▸ Entries:
──────────
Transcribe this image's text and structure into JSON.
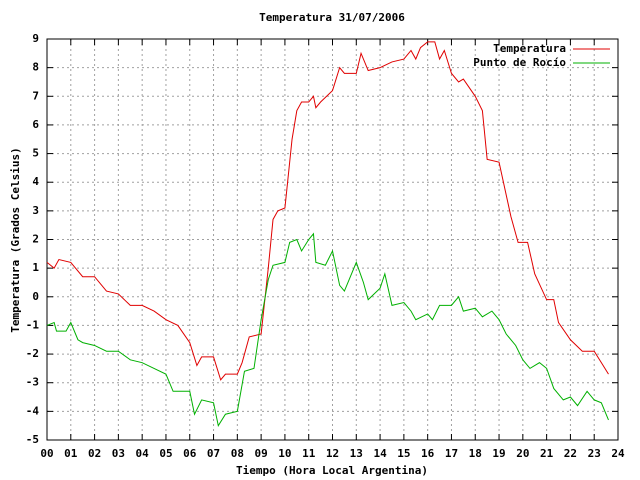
{
  "chart_data": {
    "type": "line",
    "title": "Temperatura 31/07/2006",
    "xlabel": "Tiempo (Hora Local Argentina)",
    "ylabel": "Temperatura (Grados Celsius)",
    "xlim": [
      0,
      24
    ],
    "ylim": [
      -5,
      9
    ],
    "xticks": [
      {
        "value": 0,
        "label": "00"
      },
      {
        "value": 1,
        "label": "01"
      },
      {
        "value": 2,
        "label": "02"
      },
      {
        "value": 3,
        "label": "03"
      },
      {
        "value": 4,
        "label": "04"
      },
      {
        "value": 5,
        "label": "05"
      },
      {
        "value": 6,
        "label": "06"
      },
      {
        "value": 7,
        "label": "07"
      },
      {
        "value": 8,
        "label": "08"
      },
      {
        "value": 9,
        "label": "09"
      },
      {
        "value": 10,
        "label": "10"
      },
      {
        "value": 11,
        "label": "11"
      },
      {
        "value": 12,
        "label": "12"
      },
      {
        "value": 13,
        "label": "13"
      },
      {
        "value": 14,
        "label": "14"
      },
      {
        "value": 15,
        "label": "15"
      },
      {
        "value": 16,
        "label": "16"
      },
      {
        "value": 17,
        "label": "17"
      },
      {
        "value": 18,
        "label": "18"
      },
      {
        "value": 19,
        "label": "19"
      },
      {
        "value": 20,
        "label": "20"
      },
      {
        "value": 21,
        "label": "21"
      },
      {
        "value": 22,
        "label": "22"
      },
      {
        "value": 23,
        "label": "23"
      },
      {
        "value": 24,
        "label": "24"
      }
    ],
    "yticks": [
      -5,
      -4,
      -3,
      -2,
      -1,
      0,
      1,
      2,
      3,
      4,
      5,
      6,
      7,
      8,
      9
    ],
    "grid": true,
    "legend": "top-right",
    "series": [
      {
        "name": "Temperatura",
        "color": "#e00000",
        "x": [
          0,
          0.3,
          0.5,
          1.0,
          1.5,
          2.0,
          2.5,
          3.0,
          3.5,
          4.0,
          4.5,
          5.0,
          5.5,
          6.0,
          6.3,
          6.5,
          7.0,
          7.3,
          7.5,
          8.0,
          8.2,
          8.5,
          9.0,
          9.3,
          9.5,
          9.7,
          10.0,
          10.3,
          10.5,
          10.7,
          11.0,
          11.2,
          11.3,
          11.5,
          12.0,
          12.3,
          12.5,
          13.0,
          13.2,
          13.5,
          14.0,
          14.5,
          15.0,
          15.3,
          15.5,
          15.7,
          16.0,
          16.3,
          16.5,
          16.7,
          17.0,
          17.3,
          17.5,
          18.0,
          18.3,
          18.5,
          19.0,
          19.5,
          19.8,
          20.2,
          20.5,
          21.0,
          21.3,
          21.5,
          22.0,
          22.5,
          23.0,
          23.3,
          23.6
        ],
        "values": [
          1.2,
          1.0,
          1.3,
          1.2,
          0.7,
          0.7,
          0.2,
          0.1,
          -0.3,
          -0.3,
          -0.5,
          -0.8,
          -1.0,
          -1.6,
          -2.4,
          -2.1,
          -2.1,
          -2.9,
          -2.7,
          -2.7,
          -2.3,
          -1.4,
          -1.3,
          1.0,
          2.7,
          3.0,
          3.1,
          5.5,
          6.5,
          6.8,
          6.8,
          7.0,
          6.6,
          6.8,
          7.2,
          8.0,
          7.8,
          7.8,
          8.5,
          7.9,
          8.0,
          8.2,
          8.3,
          8.6,
          8.3,
          8.7,
          8.9,
          8.9,
          8.3,
          8.6,
          7.8,
          7.5,
          7.6,
          7.0,
          6.5,
          4.8,
          4.7,
          2.8,
          1.9,
          1.9,
          0.8,
          -0.1,
          -0.1,
          -0.9,
          -1.5,
          -1.9,
          -1.9,
          -2.3,
          -2.7
        ]
      },
      {
        "name": "Punto de Rocío",
        "color": "#00b000",
        "x": [
          0,
          0.3,
          0.4,
          0.8,
          1.0,
          1.3,
          1.5,
          2.0,
          2.5,
          3.0,
          3.5,
          4.0,
          4.5,
          5.0,
          5.3,
          6.0,
          6.2,
          6.5,
          7.0,
          7.2,
          7.5,
          8.0,
          8.3,
          8.7,
          9.0,
          9.3,
          9.5,
          10.0,
          10.2,
          10.5,
          10.7,
          11.0,
          11.2,
          11.3,
          11.7,
          12.0,
          12.3,
          12.5,
          13.0,
          13.3,
          13.5,
          14.0,
          14.2,
          14.5,
          15.0,
          15.3,
          15.5,
          16.0,
          16.2,
          16.5,
          17.0,
          17.3,
          17.5,
          18.0,
          18.3,
          18.7,
          19.0,
          19.3,
          19.7,
          20.0,
          20.3,
          20.7,
          21.0,
          21.3,
          21.7,
          22.0,
          22.3,
          22.7,
          23.0,
          23.3,
          23.6
        ],
        "values": [
          -1.0,
          -0.9,
          -1.2,
          -1.2,
          -0.9,
          -1.5,
          -1.6,
          -1.7,
          -1.9,
          -1.9,
          -2.2,
          -2.3,
          -2.5,
          -2.7,
          -3.3,
          -3.3,
          -4.1,
          -3.6,
          -3.7,
          -4.5,
          -4.1,
          -4.0,
          -2.6,
          -2.5,
          -0.8,
          0.6,
          1.1,
          1.2,
          1.9,
          2.0,
          1.6,
          2.0,
          2.2,
          1.2,
          1.1,
          1.6,
          0.4,
          0.2,
          1.2,
          0.5,
          -0.1,
          0.3,
          0.8,
          -0.3,
          -0.2,
          -0.5,
          -0.8,
          -0.6,
          -0.8,
          -0.3,
          -0.3,
          0.0,
          -0.5,
          -0.4,
          -0.7,
          -0.5,
          -0.8,
          -1.3,
          -1.7,
          -2.2,
          -2.5,
          -2.3,
          -2.5,
          -3.2,
          -3.6,
          -3.5,
          -3.8,
          -3.3,
          -3.6,
          -3.7,
          -4.3
        ]
      }
    ]
  }
}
──────────
▸ Stated exercise: Scan the material and collect every line that contains "Temperatura".

▸ Reply:
    "title": "Temperatura 31/07/2006",
    "ylabel": "Temperatura (Grados Celsius)",
        "name": "Temperatura",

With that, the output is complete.